Requirements ▸
Each line of the material must be returned exactly.

Records provided ▸
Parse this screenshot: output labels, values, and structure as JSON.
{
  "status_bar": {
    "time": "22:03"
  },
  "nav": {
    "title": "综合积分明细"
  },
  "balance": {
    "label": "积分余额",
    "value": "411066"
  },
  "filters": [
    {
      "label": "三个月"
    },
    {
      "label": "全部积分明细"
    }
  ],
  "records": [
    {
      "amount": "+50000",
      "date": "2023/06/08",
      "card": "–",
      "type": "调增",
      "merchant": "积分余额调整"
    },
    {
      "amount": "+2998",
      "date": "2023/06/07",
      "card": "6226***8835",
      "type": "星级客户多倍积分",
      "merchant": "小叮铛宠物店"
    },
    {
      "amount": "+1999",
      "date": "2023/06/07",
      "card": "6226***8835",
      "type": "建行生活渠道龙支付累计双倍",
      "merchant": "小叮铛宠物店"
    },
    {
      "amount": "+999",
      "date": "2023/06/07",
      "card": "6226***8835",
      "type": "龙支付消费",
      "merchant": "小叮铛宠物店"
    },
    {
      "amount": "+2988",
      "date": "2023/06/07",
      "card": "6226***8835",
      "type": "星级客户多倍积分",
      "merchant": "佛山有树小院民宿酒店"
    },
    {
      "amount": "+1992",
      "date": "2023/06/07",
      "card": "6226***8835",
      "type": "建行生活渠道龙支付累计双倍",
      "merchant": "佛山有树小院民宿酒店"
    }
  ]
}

Exercise result ▸
Parse this screenshot: output labels, values, and structure as JSON.
{
  "status_bar": {
    "time": "22:03"
  },
  "nav": {
    "title": "综合积分明细"
  },
  "balance": {
    "label": "积分余额",
    "value": "411066"
  },
  "filters": [
    {
      "label": "三个月"
    },
    {
      "label": "全部积分明细"
    }
  ],
  "records": [
    {
      "amount": "+50000",
      "date": "2023/06/08",
      "card": "–",
      "type": "调增",
      "merchant": "积分余额调整"
    },
    {
      "amount": "+2998",
      "date": "2023/06/07",
      "card": "6226***8835",
      "type": "星级客户多倍积分",
      "merchant": "小叮铛宠物店"
    },
    {
      "amount": "+1999",
      "date": "2023/06/07",
      "card": "6226***8835",
      "type": "建行生活渠道龙支付累计双倍",
      "merchant": "小叮铛宠物店"
    },
    {
      "amount": "+999",
      "date": "2023/06/07",
      "card": "6226***8835",
      "type": "龙支付消费",
      "merchant": "小叮铛宠物店"
    },
    {
      "amount": "+2988",
      "date": "2023/06/07",
      "card": "6226***8835",
      "type": "星级客户多倍积分",
      "merchant": "佛山有树小院民宿酒店"
    },
    {
      "amount": "+1992",
      "date": "2023/06/07",
      "card": "6226***8835",
      "type": "建行生活渠道龙支付累计双倍",
      "merchant": "佛山有树小院民宿酒店"
    }
  ]
}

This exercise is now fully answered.